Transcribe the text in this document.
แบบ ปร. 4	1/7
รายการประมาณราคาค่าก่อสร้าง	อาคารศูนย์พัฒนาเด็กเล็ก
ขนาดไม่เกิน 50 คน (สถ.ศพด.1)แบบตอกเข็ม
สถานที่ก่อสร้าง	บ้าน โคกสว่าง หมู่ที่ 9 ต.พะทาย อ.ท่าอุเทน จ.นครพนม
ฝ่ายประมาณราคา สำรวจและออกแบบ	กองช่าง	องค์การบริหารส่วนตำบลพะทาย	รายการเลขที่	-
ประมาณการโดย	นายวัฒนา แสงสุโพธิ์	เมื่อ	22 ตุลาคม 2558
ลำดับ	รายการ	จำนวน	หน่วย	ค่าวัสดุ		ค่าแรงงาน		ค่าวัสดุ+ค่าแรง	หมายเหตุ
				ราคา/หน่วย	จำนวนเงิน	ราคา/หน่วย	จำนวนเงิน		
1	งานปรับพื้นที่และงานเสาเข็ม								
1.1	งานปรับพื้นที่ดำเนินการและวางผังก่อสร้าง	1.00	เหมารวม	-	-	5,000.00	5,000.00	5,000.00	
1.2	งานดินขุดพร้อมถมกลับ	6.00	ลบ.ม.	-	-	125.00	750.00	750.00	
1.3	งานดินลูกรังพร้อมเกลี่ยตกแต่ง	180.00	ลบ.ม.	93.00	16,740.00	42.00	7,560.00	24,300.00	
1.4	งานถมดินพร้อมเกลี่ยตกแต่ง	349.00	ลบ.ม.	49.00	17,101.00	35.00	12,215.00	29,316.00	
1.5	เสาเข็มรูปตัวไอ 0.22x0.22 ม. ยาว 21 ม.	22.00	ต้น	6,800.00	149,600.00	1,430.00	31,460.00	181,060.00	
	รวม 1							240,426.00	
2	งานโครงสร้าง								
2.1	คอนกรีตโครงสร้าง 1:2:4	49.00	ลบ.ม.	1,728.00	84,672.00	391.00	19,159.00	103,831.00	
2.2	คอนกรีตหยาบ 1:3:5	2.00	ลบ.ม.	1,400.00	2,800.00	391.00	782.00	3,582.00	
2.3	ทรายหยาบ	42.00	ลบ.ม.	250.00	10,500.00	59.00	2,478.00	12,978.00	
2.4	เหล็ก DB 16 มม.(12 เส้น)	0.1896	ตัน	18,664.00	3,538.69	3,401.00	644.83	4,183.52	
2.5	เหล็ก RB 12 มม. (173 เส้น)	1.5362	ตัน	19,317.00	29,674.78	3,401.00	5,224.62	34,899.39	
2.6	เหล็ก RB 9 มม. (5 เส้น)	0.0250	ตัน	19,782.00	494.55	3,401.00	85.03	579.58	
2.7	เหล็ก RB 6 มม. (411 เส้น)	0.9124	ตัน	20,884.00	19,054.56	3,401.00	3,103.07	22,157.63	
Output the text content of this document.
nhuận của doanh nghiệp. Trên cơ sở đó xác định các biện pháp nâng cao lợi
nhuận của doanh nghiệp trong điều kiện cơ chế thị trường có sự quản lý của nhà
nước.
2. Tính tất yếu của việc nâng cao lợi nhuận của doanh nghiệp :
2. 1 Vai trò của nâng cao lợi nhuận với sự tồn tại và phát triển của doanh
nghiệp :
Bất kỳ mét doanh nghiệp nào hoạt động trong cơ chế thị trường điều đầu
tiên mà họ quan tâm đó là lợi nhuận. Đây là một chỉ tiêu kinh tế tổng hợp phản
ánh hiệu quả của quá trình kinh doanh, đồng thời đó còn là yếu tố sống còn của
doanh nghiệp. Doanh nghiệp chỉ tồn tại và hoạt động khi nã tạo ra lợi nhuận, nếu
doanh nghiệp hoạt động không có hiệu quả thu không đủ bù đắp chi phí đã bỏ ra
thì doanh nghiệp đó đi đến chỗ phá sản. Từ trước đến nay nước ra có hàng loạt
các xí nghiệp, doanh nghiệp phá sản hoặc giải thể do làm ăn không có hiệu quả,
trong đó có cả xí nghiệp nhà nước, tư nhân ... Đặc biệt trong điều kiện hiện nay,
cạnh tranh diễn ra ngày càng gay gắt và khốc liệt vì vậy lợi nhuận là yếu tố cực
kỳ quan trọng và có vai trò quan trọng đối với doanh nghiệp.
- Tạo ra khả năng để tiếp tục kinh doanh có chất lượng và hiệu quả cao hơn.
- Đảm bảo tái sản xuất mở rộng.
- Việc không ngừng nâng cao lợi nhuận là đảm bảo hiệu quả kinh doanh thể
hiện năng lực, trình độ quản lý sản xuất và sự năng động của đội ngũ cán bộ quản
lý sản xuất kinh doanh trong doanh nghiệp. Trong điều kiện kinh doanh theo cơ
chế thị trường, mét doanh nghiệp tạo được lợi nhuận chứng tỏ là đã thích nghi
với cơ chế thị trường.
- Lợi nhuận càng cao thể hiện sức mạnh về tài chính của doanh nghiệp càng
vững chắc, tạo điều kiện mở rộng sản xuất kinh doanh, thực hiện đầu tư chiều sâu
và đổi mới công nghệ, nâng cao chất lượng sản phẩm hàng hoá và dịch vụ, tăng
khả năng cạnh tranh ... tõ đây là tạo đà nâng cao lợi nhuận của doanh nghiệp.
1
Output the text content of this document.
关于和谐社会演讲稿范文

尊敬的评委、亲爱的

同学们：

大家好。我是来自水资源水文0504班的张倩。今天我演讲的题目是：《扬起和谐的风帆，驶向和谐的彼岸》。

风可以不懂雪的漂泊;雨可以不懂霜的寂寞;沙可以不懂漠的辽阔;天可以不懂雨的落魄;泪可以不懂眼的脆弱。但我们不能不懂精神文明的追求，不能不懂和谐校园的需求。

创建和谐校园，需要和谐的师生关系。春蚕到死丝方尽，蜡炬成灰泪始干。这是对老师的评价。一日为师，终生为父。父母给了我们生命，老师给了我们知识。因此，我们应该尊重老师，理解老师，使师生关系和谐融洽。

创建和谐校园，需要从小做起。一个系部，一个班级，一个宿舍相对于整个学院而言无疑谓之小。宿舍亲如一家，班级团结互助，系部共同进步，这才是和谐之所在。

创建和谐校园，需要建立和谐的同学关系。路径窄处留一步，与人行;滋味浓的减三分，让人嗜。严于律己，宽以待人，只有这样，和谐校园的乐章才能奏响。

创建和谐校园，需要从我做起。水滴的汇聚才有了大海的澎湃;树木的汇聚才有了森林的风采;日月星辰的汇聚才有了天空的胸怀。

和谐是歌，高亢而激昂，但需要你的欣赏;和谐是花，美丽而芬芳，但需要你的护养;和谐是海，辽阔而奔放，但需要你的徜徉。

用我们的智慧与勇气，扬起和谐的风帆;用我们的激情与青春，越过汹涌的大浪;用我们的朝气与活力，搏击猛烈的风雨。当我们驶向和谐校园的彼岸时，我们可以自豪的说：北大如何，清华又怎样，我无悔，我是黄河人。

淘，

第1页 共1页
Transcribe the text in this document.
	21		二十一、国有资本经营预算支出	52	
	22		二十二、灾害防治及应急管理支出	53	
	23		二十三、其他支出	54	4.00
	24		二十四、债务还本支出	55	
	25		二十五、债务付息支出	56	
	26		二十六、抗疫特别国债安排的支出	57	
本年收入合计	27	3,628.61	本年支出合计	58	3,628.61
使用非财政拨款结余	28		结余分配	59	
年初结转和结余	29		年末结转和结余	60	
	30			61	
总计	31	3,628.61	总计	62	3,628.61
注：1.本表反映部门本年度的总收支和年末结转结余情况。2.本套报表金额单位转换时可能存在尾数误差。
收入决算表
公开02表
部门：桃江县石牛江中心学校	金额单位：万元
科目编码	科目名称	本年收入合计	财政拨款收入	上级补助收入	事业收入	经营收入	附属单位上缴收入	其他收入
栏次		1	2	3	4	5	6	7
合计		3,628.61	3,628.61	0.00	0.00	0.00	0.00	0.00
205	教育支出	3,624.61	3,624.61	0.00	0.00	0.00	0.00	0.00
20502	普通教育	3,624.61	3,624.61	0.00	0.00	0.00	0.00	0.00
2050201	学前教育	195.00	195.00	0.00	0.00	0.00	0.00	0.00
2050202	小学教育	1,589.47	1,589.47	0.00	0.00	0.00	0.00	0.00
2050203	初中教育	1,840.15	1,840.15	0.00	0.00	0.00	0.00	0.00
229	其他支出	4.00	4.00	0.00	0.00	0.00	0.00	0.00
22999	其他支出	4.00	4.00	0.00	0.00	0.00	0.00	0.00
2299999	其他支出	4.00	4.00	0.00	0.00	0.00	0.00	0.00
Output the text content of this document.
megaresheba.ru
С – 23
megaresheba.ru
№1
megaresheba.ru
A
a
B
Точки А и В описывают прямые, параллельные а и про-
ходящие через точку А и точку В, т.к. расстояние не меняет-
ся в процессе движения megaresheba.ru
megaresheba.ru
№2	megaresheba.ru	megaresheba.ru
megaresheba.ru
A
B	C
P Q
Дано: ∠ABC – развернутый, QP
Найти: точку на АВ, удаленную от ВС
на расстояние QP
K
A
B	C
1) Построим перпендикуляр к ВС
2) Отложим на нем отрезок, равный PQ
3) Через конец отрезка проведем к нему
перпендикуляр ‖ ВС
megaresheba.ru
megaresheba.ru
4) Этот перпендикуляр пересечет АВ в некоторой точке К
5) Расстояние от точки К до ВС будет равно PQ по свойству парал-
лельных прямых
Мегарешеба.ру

Your instructions. Gather up the lines that contain the word "hoạt".

Solution below.
Bất kỳ mét doanh nghiệp nào hoạt động trong cơ chế thị trường điều đầu
doanh nghiệp. Doanh nghiệp chỉ tồn tại và hoạt động khi nã tạo ra lợi nhuận, nếu
doanh nghiệp hoạt động không có hiệu quả thu không đủ bù đắp chi phí đã bỏ ra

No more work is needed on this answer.